Problem to work on: Output the material exactly, but drop every image it holds.

Given data:
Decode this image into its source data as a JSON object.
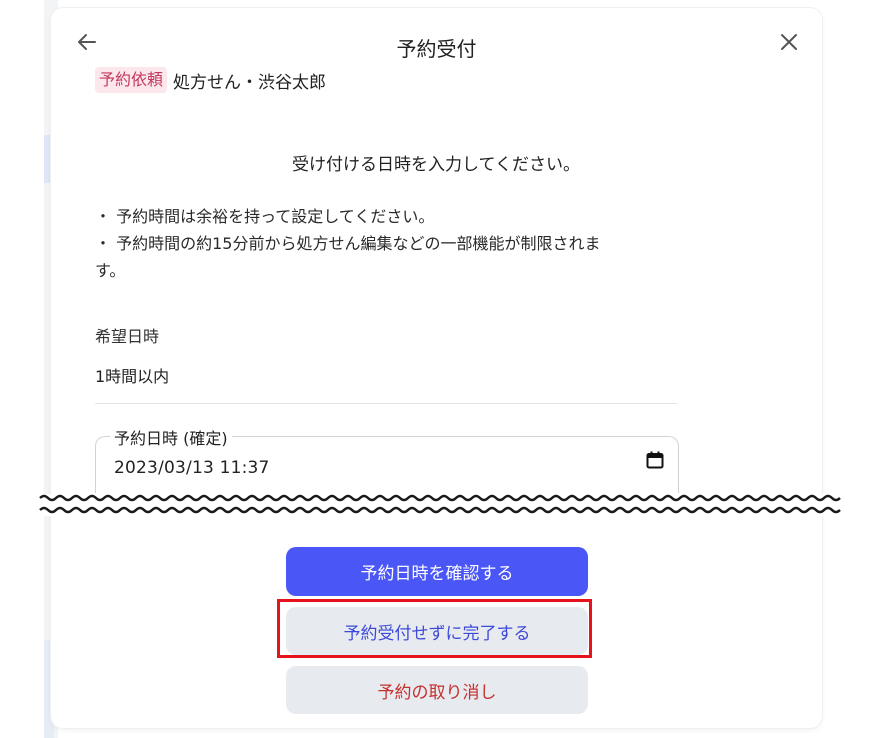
{
  "header": {
    "title": "予約受付"
  },
  "request": {
    "tag": "予約依頼",
    "summary": "処方せん・渋谷太郎"
  },
  "instruction": "受け付ける日時を入力してください。",
  "notes": [
    "・ 予約時間は余裕を持って設定してください。",
    "・ 予約時間の約15分前から処方せん編集などの一部機能が制限されま",
    "す。"
  ],
  "preferred": {
    "label": "希望日時",
    "value": "1時間以内"
  },
  "datetime_field": {
    "label": "予約日時 (確定)",
    "value": "2023/03/13  11:37"
  },
  "buttons": {
    "confirm": "予約日時を確認する",
    "complete_without_reservation": "予約受付せずに完了する",
    "cancel": "予約の取り消し"
  },
  "colors": {
    "primary": "#4a56f5",
    "tag_bg": "#fbe7ec",
    "tag_text": "#c33a5e",
    "cancel_text": "#c53030",
    "highlight": "#e5131b"
  },
  "icons": {
    "back": "arrow-left-icon",
    "close": "close-icon",
    "calendar": "calendar-icon"
  }
}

Result of this exercise:
Decode this image into its source data as a JSON object.
{
  "header": {
    "title": "予約受付"
  },
  "request": {
    "tag": "予約依頼",
    "summary": "処方せん・渋谷太郎"
  },
  "instruction": "受け付ける日時を入力してください。",
  "notes": [
    "・ 予約時間は余裕を持って設定してください。",
    "・ 予約時間の約15分前から処方せん編集などの一部機能が制限されま",
    "す。"
  ],
  "preferred": {
    "label": "希望日時",
    "value": "1時間以内"
  },
  "datetime_field": {
    "label": "予約日時 (確定)",
    "value": "2023/03/13  11:37"
  },
  "buttons": {
    "confirm": "予約日時を確認する",
    "complete_without_reservation": "予約受付せずに完了する",
    "cancel": "予約の取り消し"
  },
  "colors": {
    "primary": "#4a56f5",
    "tag_bg": "#fbe7ec",
    "tag_text": "#c33a5e",
    "cancel_text": "#c53030",
    "highlight": "#e5131b"
  },
  "icons": {
    "back": "arrow-left-icon",
    "close": "close-icon",
    "calendar": "calendar-icon"
  }
}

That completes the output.